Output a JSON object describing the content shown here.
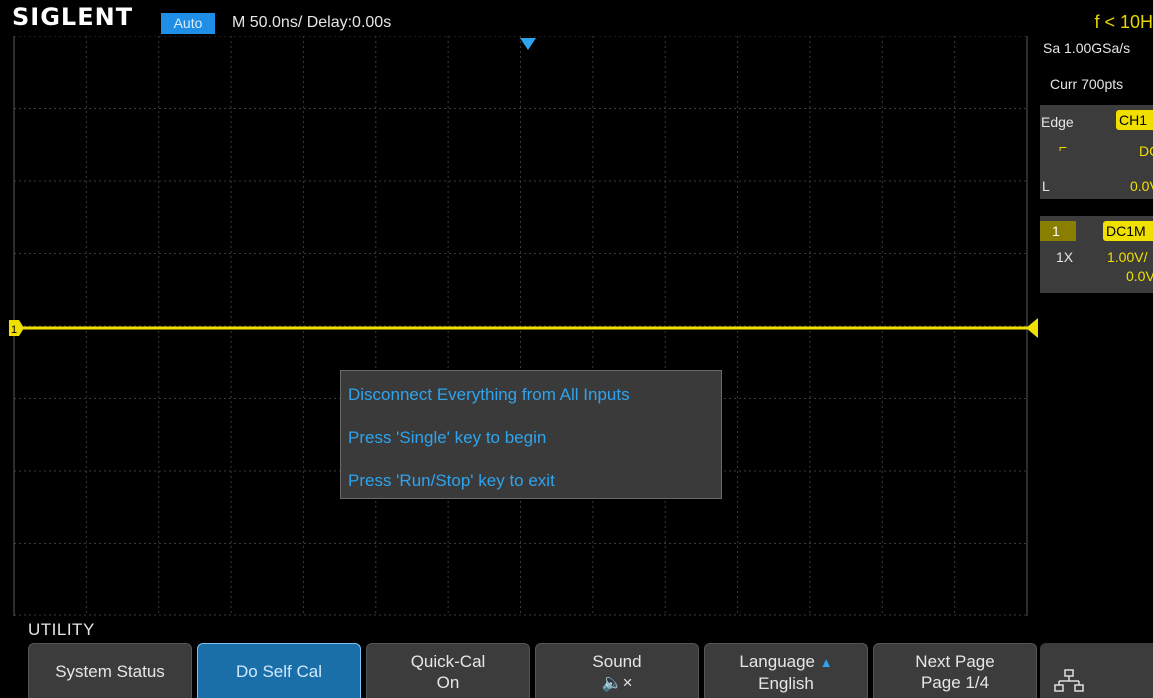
{
  "topbar": {
    "logo": "SIGLENT",
    "mode": "Auto",
    "timebase": "M 50.0ns/  Delay:0.00s",
    "trigger_freq": "f < 10H"
  },
  "acquisition": {
    "sample_rate": "Sa 1.00GSa/s",
    "current_points": "Curr 700pts"
  },
  "trigger": {
    "type": "Edge",
    "source": "CH1",
    "slope_icon": "rising-edge-icon",
    "coupling": "DC",
    "level_label": "L",
    "level": "0.0V"
  },
  "channel1": {
    "number": "1",
    "coupling_impedance": "DC1M",
    "probe": "1X",
    "scale": "1.00V/",
    "offset": "0.0V",
    "marker": "1"
  },
  "dialog": {
    "line1": "Disconnect Everything from All Inputs",
    "line2": "Press 'Single' key to begin",
    "line3": "Press 'Run/Stop' key to exit"
  },
  "menu": {
    "title": "UTILITY",
    "softkeys": [
      {
        "line1": "System Status",
        "line2": ""
      },
      {
        "line1": "Do Self Cal",
        "line2": "",
        "active": true
      },
      {
        "line1": "Quick-Cal",
        "line2": "On"
      },
      {
        "line1": "Sound",
        "line2": "🔈×"
      },
      {
        "line1": "Language",
        "line2": "English"
      },
      {
        "line1": "Next Page",
        "line2": "Page 1/4"
      }
    ],
    "network_icon": "network-icon"
  },
  "colors": {
    "channel1": "#f0e000",
    "accent": "#1e8ee6",
    "dialog_text": "#2ea4ee",
    "panel": "#3c3c3c"
  }
}
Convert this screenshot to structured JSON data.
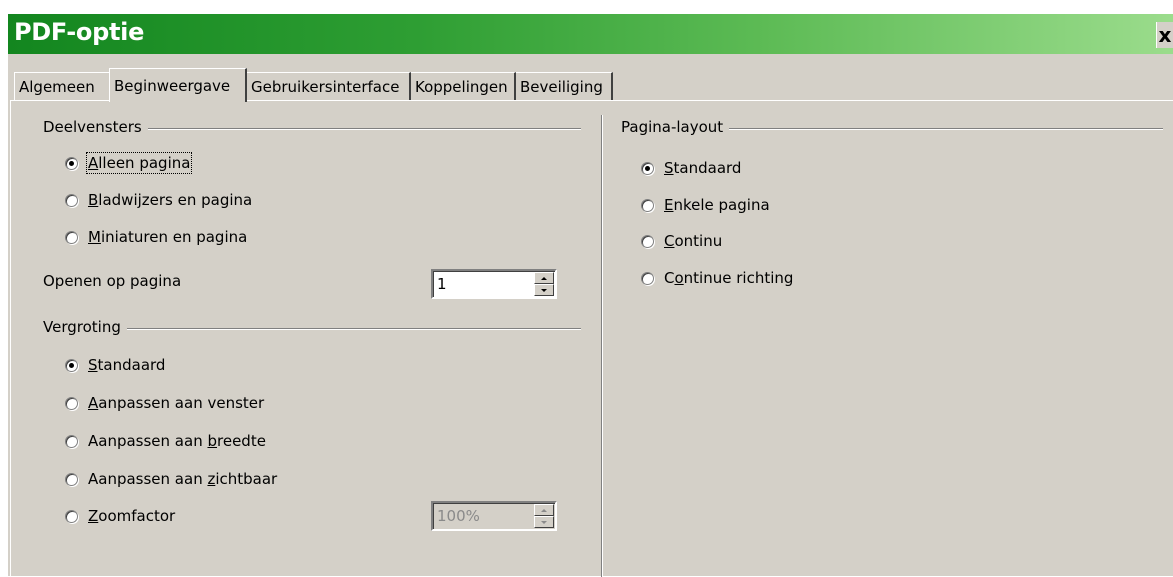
{
  "window": {
    "title": "PDF-optie",
    "close_glyph": "x"
  },
  "tabs": [
    "Algemeen",
    "Beginweergave",
    "Gebruikersinterface",
    "Koppelingen",
    "Beveiliging"
  ],
  "active_tab": "Beginweergave",
  "deelvensters": {
    "label": "Deelvensters",
    "options": [
      {
        "pre": "",
        "u": "A",
        "post": "lleen pagina",
        "selected": true
      },
      {
        "pre": "",
        "u": "B",
        "post": "ladwijzers en pagina",
        "selected": false
      },
      {
        "pre": "",
        "u": "M",
        "post": "iniaturen en pagina",
        "selected": false
      }
    ],
    "open_on_page_label": "Openen op pagina",
    "open_on_page_value": "1"
  },
  "vergroting": {
    "label": "Vergroting",
    "options": [
      {
        "pre": "",
        "u": "S",
        "post": "tandaard",
        "selected": true
      },
      {
        "pre": "",
        "u": "A",
        "post": "anpassen aan venster",
        "selected": false
      },
      {
        "pre": "Aanpassen aan ",
        "u": "b",
        "post": "reedte",
        "selected": false
      },
      {
        "pre": "Aanpassen aan ",
        "u": "z",
        "post": "ichtbaar",
        "selected": false
      },
      {
        "pre": "",
        "u": "Z",
        "post": "oomfactor",
        "selected": false
      }
    ],
    "zoom_value": "100%"
  },
  "pagina_layout": {
    "label": "Pagina-layout",
    "options": [
      {
        "pre": "",
        "u": "S",
        "post": "tandaard",
        "selected": true
      },
      {
        "pre": "",
        "u": "E",
        "post": "nkele pagina",
        "selected": false
      },
      {
        "pre": "",
        "u": "C",
        "post": "ontinu",
        "selected": false
      },
      {
        "pre": "C",
        "u": "o",
        "post": "ntinue richting",
        "selected": false
      }
    ]
  }
}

[What you are asked to do] Find all the lines containing "Beginweergave" in the material, then copy them.

[Solution to the exercise]
    "Beginweergave",
  "active_tab": "Beginweergave",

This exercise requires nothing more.